## What you are asked to do
What follows is a set of records, each of which is to be written out exactly.

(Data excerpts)
● ● ● ● ●

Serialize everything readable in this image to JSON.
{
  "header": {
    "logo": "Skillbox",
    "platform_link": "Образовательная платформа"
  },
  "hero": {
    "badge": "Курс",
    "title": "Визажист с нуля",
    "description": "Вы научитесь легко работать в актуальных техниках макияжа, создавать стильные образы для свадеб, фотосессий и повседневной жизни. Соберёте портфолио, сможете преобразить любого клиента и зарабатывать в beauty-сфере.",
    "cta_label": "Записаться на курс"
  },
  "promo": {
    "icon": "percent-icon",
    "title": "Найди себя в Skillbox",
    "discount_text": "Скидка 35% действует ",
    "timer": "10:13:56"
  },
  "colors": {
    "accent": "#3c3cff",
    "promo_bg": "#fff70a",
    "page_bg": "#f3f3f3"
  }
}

● ● ● ● ●

## Solution
Serialize everything readable in this image to JSON.
{
  "header": {
    "logo": "Skillbox",
    "platform_link": "Образовательная платформа"
  },
  "hero": {
    "badge": "Курс",
    "title": "Визажист с нуля",
    "description": "Вы научитесь легко работать в актуальных техниках макияжа, создавать стильные образы для свадеб, фотосессий и повседневной жизни. Соберёте портфолио, сможете преобразить любого клиента и зарабатывать в beauty-сфере.",
    "cta_label": "Записаться на курс"
  },
  "promo": {
    "icon": "percent-icon",
    "title": "Найди себя в Skillbox",
    "discount_text": "Скидка 35% действует ",
    "timer": "10:13:56"
  },
  "colors": {
    "accent": "#3c3cff",
    "promo_bg": "#fff70a",
    "page_bg": "#f3f3f3"
  }
}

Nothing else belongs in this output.